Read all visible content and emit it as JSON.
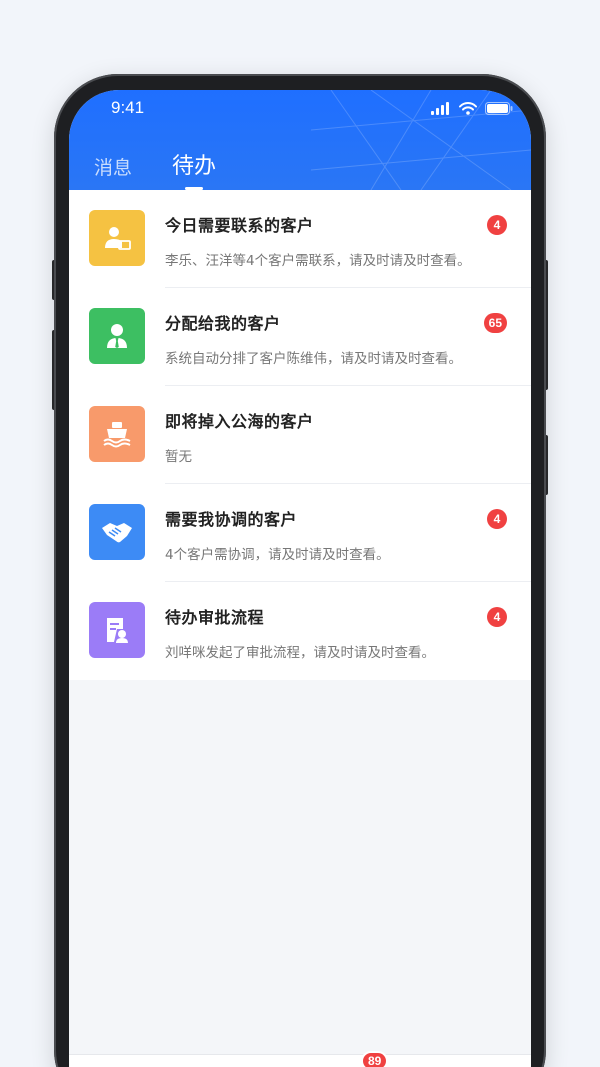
{
  "status_bar": {
    "time": "9:41"
  },
  "tabs": [
    {
      "label": "消息",
      "active": false
    },
    {
      "label": "待办",
      "active": true
    }
  ],
  "items": [
    {
      "title": "今日需要联系的客户",
      "desc": "李乐、汪洋等4个客户需联系，请及时请及时查看。",
      "badge": "4",
      "icon": "contact-card-icon",
      "color": "#f5c242"
    },
    {
      "title": "分配给我的客户",
      "desc": "系统自动分排了客户陈维伟，请及时请及时查看。",
      "badge": "65",
      "icon": "person-tie-icon",
      "color": "#3dbf62"
    },
    {
      "title": "即将掉入公海的客户",
      "desc": "暂无",
      "badge": "",
      "icon": "ship-icon",
      "color": "#f89a6b"
    },
    {
      "title": "需要我协调的客户",
      "desc": "4个客户需协调，请及时请及时查看。",
      "badge": "4",
      "icon": "handshake-icon",
      "color": "#3d8bf5"
    },
    {
      "title": "待办审批流程",
      "desc": "刘咩咪发起了审批流程，请及时请及时查看。",
      "badge": "4",
      "icon": "approval-doc-icon",
      "color": "#9b7cf7"
    }
  ],
  "tabbar": {
    "messages_badge": "89"
  }
}
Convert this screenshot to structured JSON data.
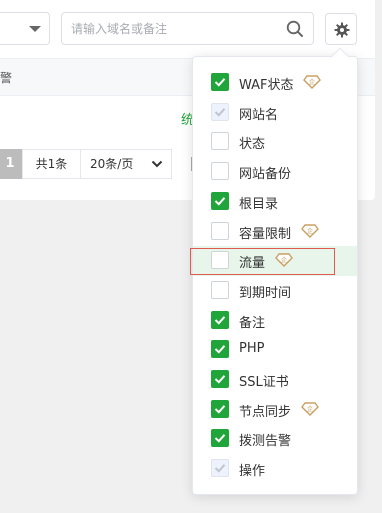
{
  "search": {
    "placeholder": "请输入域名或备注"
  },
  "table": {
    "partial_header": "警",
    "row_action": "统"
  },
  "pagination": {
    "current": "1",
    "total": "共1条",
    "page_size": "20条/页"
  },
  "columns": [
    {
      "label": "WAF状态",
      "checked": true,
      "disabled": false,
      "pro": true
    },
    {
      "label": "网站名",
      "checked": true,
      "disabled": true,
      "pro": false
    },
    {
      "label": "状态",
      "checked": false,
      "disabled": false,
      "pro": false
    },
    {
      "label": "网站备份",
      "checked": false,
      "disabled": false,
      "pro": false
    },
    {
      "label": "根目录",
      "checked": true,
      "disabled": false,
      "pro": false
    },
    {
      "label": "容量限制",
      "checked": false,
      "disabled": false,
      "pro": true
    },
    {
      "label": "流量",
      "checked": false,
      "disabled": false,
      "pro": true
    },
    {
      "label": "到期时间",
      "checked": false,
      "disabled": false,
      "pro": false
    },
    {
      "label": "备注",
      "checked": true,
      "disabled": false,
      "pro": false
    },
    {
      "label": "PHP",
      "checked": true,
      "disabled": false,
      "pro": false
    },
    {
      "label": "SSL证书",
      "checked": true,
      "disabled": false,
      "pro": false
    },
    {
      "label": "节点同步",
      "checked": true,
      "disabled": false,
      "pro": true
    },
    {
      "label": "拨测告警",
      "checked": true,
      "disabled": false,
      "pro": false
    },
    {
      "label": "操作",
      "checked": true,
      "disabled": true,
      "pro": false
    }
  ],
  "highlighted_option": "流量",
  "colors": {
    "accent": "#20a53a",
    "gem": "#c9a063",
    "highlight_border": "#e05a4f"
  },
  "icons": {
    "search": "search-icon",
    "settings": "gear-icon",
    "pro": "gem-icon",
    "check": "checkmark-icon"
  }
}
--
WHAT NEEDS TO BE DONE: Determine the number of lines where the string "请及时请及时查看" occurs, and give that number only.

SOLVED EXERCISE: 4